* Begin GIVEN DATA *

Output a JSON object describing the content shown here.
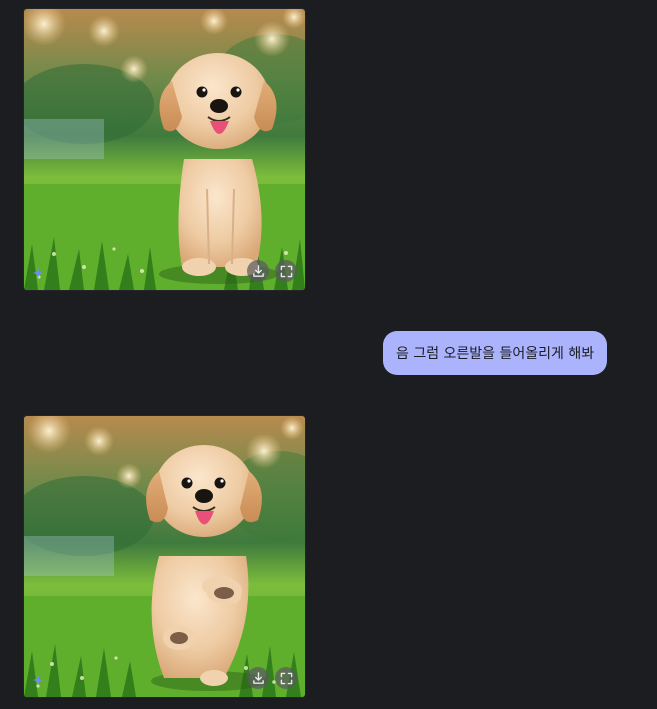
{
  "conversation": {
    "messages": [
      {
        "role": "assistant",
        "type": "image",
        "alt": "",
        "actions": [
          "download-icon",
          "fullscreen-icon"
        ]
      },
      {
        "role": "user",
        "type": "text",
        "text": "음 그럼 오른발을 들어올리게 해봐"
      },
      {
        "role": "assistant",
        "type": "image",
        "alt": "",
        "actions": [
          "download-icon",
          "fullscreen-icon"
        ]
      }
    ]
  },
  "colors": {
    "background": "#1c1d21",
    "user_bubble": "#aab3fb",
    "user_text": "#1b1c24",
    "image_button": "#5a5a5f"
  }
}
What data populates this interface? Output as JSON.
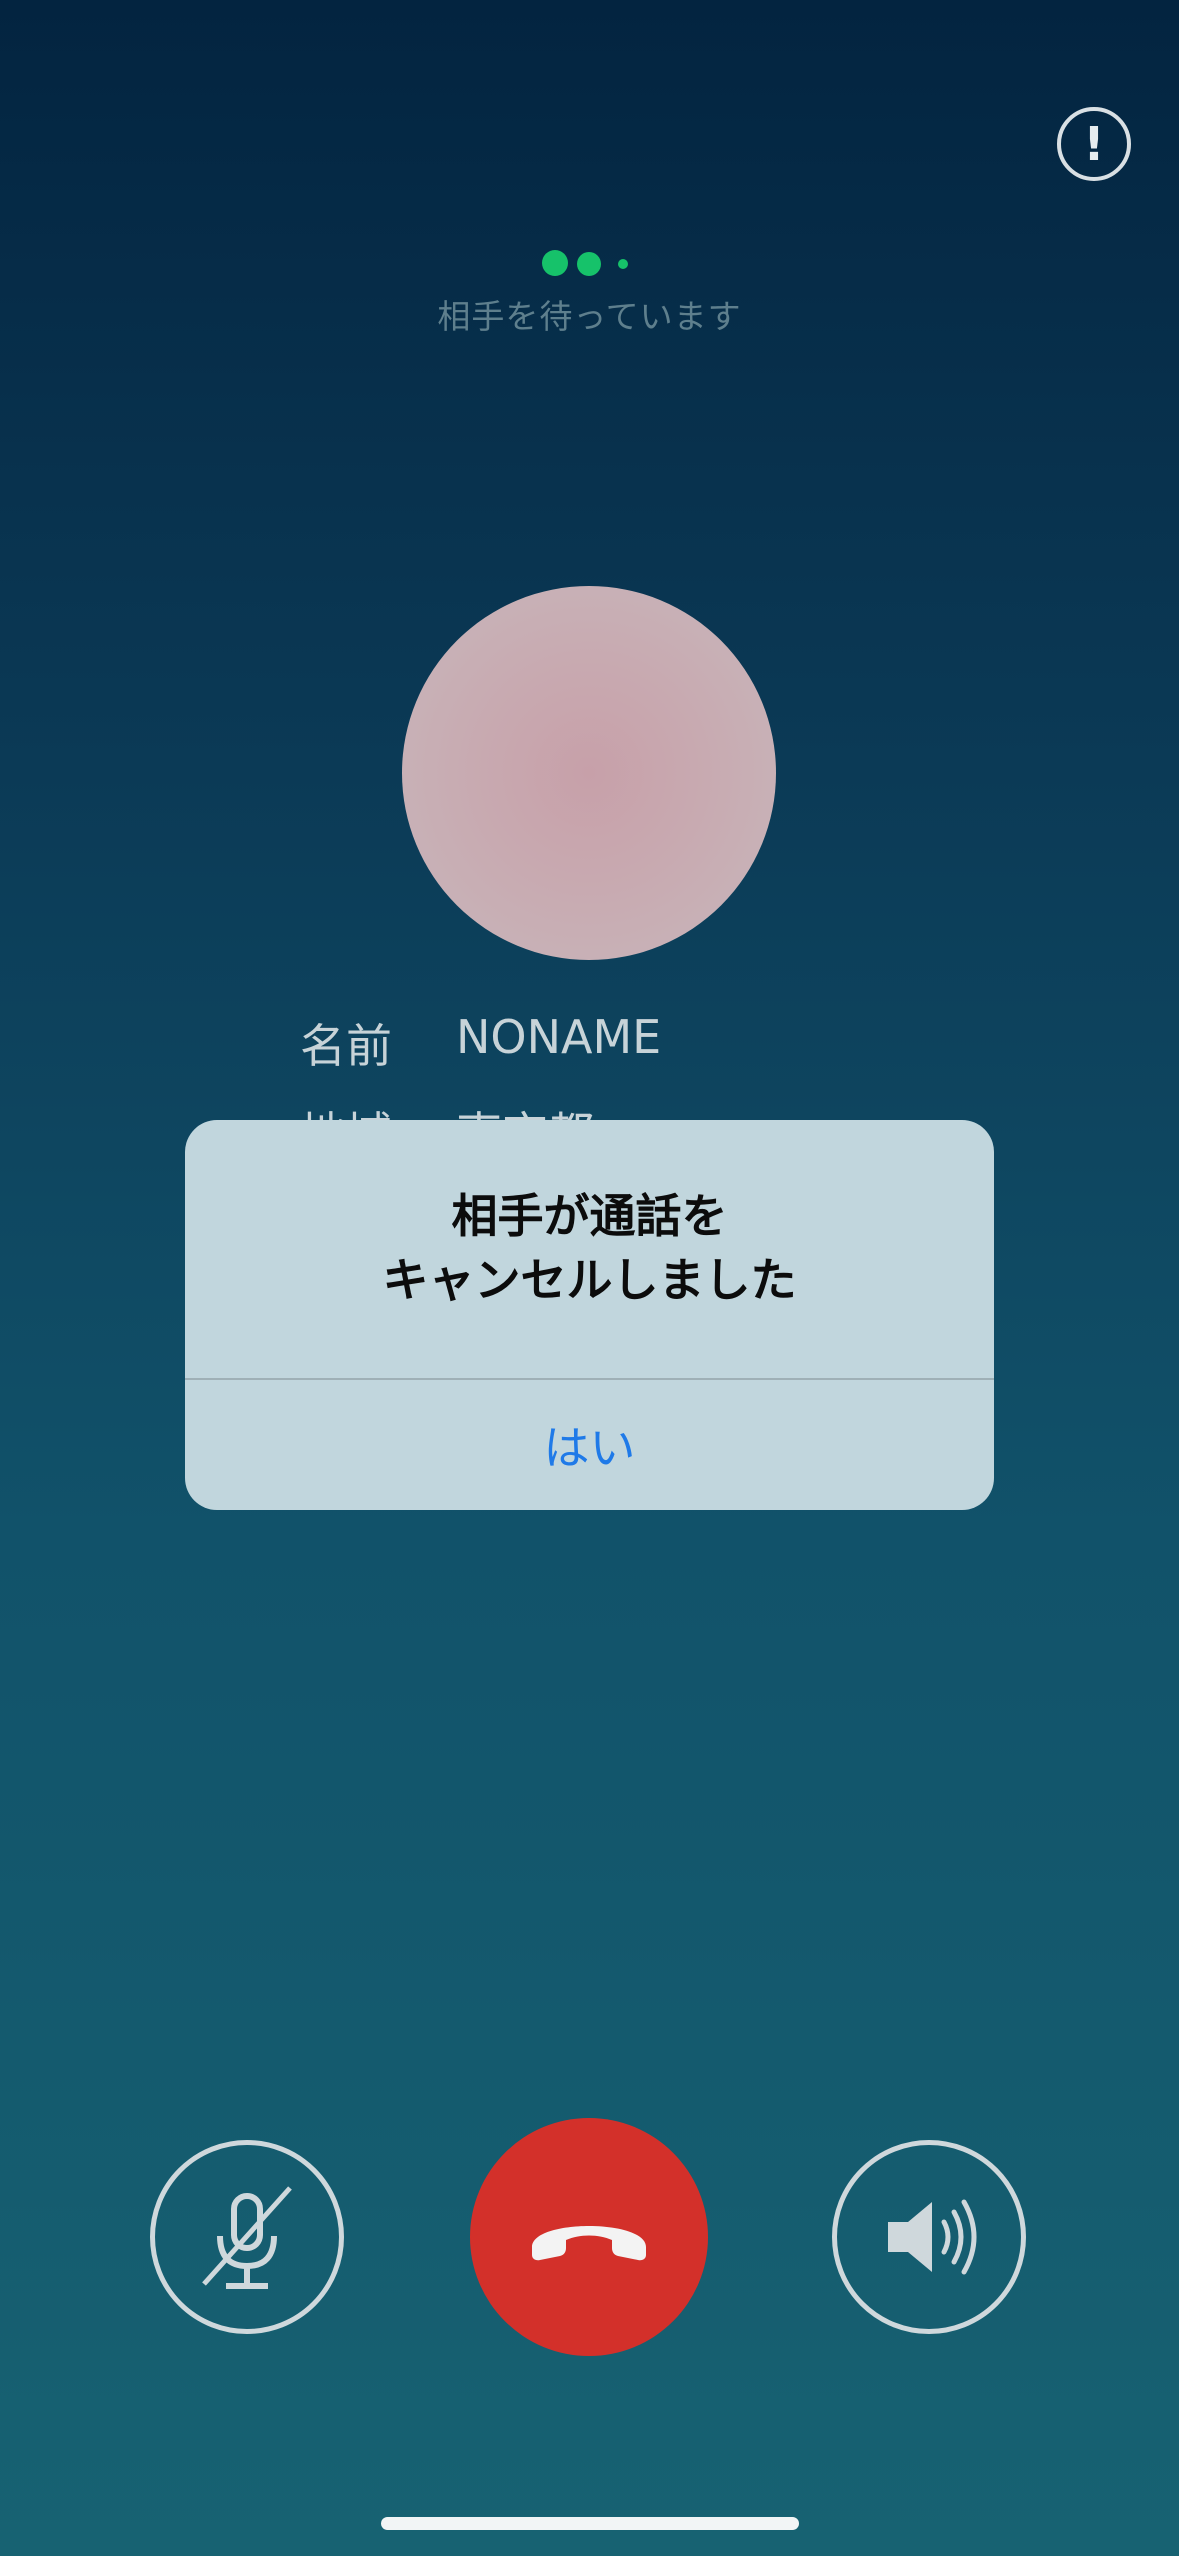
{
  "status": {
    "waiting_text": "相手を待っています",
    "dot_color": "#16c26a"
  },
  "icons": {
    "report": "exclamation-circle-icon",
    "mute": "microphone-off-icon",
    "end_call": "phone-hangup-icon",
    "speaker": "speaker-icon"
  },
  "report_glyph": "!",
  "profile": {
    "rows": [
      {
        "key": "名前",
        "value": "NONAME"
      },
      {
        "key": "地域",
        "value": "東京都"
      }
    ]
  },
  "alert": {
    "title_line1": "相手が通話を",
    "title_line2": "キャンセルしました",
    "confirm_label": "はい"
  },
  "colors": {
    "end_call": "#d3302a",
    "alert_button": "#1f7ae8",
    "background_top": "#032440",
    "background_bottom": "#176272"
  }
}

* End GIVEN DATA *

§ WHAT TO PRODUCE: Output only the lines running from the line with "What data populates" through the last line of the entries above, inclusive, with pictures excluded.

§ THE OUTPUT:
What data populates this interface? Output as JSON.
{
  "status": {
    "waiting_text": "相手を待っています",
    "dot_color": "#16c26a"
  },
  "icons": {
    "report": "exclamation-circle-icon",
    "mute": "microphone-off-icon",
    "end_call": "phone-hangup-icon",
    "speaker": "speaker-icon"
  },
  "report_glyph": "!",
  "profile": {
    "rows": [
      {
        "key": "名前",
        "value": "NONAME"
      },
      {
        "key": "地域",
        "value": "東京都"
      }
    ]
  },
  "alert": {
    "title_line1": "相手が通話を",
    "title_line2": "キャンセルしました",
    "confirm_label": "はい"
  },
  "colors": {
    "end_call": "#d3302a",
    "alert_button": "#1f7ae8",
    "background_top": "#032440",
    "background_bottom": "#176272"
  }
}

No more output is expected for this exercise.